WRITTEN INSTRUCTION:
Using the listing below, select the lines with the word "Действует" and copy them.

— Begin AVAILABLE DATA —

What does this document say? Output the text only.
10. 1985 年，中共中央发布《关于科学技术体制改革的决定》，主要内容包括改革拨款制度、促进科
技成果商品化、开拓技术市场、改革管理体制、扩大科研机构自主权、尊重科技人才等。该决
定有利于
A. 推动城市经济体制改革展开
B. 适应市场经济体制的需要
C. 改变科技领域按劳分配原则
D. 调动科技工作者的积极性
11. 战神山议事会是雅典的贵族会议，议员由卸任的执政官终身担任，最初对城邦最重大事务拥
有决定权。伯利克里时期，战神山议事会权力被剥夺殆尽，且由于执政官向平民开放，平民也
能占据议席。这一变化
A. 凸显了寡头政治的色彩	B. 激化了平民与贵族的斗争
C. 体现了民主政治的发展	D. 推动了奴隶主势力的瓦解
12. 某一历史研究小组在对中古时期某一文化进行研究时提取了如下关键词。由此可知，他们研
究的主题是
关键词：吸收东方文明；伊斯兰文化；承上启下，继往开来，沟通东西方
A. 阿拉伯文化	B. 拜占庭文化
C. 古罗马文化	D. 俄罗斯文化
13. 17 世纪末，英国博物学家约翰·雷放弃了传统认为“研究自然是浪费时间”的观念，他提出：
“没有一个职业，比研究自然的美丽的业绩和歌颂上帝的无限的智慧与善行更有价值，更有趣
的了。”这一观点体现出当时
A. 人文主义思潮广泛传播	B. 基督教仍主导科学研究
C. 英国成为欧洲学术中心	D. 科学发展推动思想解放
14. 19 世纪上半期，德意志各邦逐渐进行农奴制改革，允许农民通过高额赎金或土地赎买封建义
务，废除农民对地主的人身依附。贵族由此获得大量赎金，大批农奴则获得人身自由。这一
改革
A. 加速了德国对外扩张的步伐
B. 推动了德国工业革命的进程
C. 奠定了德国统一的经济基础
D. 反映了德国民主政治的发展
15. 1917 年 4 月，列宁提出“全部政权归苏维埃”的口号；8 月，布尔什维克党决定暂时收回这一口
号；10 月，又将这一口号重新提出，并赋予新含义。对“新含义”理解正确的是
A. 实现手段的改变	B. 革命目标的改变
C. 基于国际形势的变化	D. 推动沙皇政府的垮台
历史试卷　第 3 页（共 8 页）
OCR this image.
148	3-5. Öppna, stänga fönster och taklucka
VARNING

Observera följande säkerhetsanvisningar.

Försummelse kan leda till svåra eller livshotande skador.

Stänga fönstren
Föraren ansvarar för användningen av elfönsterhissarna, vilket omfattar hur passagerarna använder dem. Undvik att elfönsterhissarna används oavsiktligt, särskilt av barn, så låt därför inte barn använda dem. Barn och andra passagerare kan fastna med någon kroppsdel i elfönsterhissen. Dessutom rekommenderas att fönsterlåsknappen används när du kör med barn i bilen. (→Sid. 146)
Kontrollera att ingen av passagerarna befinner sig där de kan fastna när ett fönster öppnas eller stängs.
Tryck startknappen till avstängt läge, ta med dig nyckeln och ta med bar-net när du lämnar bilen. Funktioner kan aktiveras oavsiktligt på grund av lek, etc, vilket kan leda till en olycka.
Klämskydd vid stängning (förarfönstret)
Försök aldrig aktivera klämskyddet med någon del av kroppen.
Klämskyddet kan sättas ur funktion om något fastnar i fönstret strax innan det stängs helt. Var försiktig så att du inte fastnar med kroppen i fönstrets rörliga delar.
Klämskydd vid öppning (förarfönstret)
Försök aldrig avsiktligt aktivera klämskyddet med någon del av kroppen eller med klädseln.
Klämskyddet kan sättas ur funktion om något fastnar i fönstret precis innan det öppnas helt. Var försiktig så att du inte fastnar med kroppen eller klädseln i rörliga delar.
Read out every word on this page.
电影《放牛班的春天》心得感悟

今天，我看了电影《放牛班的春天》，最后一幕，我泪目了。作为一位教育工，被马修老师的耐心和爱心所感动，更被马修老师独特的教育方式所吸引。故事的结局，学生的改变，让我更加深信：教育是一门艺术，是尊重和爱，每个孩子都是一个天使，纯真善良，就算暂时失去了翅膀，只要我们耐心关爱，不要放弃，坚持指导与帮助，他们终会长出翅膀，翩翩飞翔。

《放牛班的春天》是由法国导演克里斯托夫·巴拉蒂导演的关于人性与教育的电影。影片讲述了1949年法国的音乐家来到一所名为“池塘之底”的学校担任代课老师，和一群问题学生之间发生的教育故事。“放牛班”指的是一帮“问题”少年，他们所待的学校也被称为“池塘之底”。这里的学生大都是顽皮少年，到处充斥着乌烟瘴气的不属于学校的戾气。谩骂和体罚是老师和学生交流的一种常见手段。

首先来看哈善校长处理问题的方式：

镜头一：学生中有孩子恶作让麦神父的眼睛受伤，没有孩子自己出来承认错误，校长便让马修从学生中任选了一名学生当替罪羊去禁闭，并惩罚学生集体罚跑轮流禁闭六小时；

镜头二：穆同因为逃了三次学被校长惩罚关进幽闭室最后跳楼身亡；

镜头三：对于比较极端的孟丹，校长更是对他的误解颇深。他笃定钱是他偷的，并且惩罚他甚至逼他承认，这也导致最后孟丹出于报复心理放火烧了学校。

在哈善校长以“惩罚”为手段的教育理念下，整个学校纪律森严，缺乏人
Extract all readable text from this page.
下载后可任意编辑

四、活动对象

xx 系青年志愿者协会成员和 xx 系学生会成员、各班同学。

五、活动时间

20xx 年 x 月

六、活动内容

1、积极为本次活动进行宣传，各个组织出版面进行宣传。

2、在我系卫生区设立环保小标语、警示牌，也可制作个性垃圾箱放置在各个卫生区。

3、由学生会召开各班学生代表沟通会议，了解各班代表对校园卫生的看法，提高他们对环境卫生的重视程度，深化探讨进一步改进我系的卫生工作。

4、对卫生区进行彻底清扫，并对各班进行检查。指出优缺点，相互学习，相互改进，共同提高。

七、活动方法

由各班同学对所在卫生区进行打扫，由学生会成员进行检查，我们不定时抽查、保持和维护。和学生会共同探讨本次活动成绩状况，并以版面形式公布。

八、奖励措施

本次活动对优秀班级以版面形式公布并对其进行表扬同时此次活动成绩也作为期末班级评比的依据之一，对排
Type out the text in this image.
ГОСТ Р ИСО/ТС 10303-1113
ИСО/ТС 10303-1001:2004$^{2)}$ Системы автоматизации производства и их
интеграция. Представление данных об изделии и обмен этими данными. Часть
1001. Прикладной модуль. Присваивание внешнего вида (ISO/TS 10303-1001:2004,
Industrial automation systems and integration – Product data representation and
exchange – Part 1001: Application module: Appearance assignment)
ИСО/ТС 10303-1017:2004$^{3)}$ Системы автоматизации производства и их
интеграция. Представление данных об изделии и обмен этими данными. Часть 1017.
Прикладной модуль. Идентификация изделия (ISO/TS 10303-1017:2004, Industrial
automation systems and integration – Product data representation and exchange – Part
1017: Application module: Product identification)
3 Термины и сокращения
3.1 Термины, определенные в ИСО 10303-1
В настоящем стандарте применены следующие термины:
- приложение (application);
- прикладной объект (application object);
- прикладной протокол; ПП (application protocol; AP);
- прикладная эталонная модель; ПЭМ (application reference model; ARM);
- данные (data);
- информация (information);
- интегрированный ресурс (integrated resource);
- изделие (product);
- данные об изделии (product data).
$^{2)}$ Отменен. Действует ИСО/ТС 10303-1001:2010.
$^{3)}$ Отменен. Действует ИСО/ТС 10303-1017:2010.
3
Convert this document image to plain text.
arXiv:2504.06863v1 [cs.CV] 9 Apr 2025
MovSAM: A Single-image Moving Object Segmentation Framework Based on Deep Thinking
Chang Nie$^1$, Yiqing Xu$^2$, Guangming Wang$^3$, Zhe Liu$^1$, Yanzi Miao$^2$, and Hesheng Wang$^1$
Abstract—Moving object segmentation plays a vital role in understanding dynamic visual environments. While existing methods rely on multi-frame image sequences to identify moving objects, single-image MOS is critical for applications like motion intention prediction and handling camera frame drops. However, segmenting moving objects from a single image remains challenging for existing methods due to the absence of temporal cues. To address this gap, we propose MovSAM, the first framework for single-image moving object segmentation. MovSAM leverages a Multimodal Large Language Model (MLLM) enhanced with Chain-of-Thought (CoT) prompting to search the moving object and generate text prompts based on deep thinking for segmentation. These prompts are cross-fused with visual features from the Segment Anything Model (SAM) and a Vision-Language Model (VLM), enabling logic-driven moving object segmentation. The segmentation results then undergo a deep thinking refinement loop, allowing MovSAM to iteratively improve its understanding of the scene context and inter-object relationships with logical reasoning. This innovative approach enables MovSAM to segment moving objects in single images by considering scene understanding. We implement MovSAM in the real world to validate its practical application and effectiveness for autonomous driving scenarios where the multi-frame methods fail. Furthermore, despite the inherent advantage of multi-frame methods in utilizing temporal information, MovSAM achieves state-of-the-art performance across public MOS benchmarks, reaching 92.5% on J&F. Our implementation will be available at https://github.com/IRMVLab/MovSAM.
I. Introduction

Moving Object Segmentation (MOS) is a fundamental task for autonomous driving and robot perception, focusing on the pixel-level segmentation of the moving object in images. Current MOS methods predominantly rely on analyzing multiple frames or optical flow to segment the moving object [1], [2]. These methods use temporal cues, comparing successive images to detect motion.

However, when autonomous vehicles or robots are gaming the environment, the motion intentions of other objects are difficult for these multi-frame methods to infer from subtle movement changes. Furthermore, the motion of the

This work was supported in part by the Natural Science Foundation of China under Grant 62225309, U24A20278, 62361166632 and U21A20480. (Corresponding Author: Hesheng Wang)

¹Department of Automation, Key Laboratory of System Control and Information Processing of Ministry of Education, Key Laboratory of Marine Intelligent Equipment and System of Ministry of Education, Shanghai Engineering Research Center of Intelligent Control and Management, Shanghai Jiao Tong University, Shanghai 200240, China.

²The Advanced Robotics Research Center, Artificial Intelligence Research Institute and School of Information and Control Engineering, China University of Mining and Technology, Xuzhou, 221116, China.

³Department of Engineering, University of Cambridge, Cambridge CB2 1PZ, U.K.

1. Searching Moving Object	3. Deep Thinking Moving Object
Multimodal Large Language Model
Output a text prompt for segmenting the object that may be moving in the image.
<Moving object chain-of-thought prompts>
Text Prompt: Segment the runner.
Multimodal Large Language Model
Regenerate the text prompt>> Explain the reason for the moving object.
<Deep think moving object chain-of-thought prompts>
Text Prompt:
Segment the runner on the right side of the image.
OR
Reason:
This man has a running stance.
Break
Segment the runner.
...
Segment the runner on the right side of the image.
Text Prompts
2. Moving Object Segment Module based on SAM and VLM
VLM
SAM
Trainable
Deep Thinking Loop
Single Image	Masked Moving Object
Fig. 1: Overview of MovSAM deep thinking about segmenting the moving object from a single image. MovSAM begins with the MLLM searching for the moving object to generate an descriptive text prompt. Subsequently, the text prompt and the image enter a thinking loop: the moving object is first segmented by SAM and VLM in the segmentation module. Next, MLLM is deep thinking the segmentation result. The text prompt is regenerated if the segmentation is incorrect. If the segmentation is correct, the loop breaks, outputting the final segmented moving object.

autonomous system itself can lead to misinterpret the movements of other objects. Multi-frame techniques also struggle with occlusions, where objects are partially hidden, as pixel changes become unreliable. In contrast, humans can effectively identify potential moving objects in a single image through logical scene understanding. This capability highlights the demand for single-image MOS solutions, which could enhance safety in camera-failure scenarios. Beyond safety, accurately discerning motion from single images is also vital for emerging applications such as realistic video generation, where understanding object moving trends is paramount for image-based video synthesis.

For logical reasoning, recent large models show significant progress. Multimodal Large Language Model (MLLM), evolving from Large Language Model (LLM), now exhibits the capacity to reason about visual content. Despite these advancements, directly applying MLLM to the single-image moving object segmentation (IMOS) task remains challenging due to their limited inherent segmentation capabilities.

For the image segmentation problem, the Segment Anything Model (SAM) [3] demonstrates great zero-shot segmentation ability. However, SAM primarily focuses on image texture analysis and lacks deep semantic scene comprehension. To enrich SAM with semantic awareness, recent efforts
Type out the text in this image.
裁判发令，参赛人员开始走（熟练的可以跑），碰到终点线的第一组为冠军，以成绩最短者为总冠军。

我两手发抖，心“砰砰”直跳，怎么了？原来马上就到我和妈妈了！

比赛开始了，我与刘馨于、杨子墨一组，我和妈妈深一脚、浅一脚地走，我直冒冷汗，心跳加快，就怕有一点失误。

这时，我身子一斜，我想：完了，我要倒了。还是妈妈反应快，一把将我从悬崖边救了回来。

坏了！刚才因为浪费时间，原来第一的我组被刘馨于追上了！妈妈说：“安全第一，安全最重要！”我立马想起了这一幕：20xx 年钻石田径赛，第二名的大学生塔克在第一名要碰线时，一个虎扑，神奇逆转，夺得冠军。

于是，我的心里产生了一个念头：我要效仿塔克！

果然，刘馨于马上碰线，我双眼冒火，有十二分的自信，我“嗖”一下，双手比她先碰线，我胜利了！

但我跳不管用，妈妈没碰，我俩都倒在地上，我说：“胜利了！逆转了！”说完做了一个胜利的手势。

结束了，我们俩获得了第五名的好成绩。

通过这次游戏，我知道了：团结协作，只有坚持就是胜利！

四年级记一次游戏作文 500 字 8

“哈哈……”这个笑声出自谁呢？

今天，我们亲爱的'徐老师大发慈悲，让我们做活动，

— End AVAILABLE DATA —

COMPLETE OUTPUT:
$^{2)}$ Отменен. Действует ИСО/ТС 10303-1001:2010.
$^{3)}$ Отменен. Действует ИСО/ТС 10303-1017:2010.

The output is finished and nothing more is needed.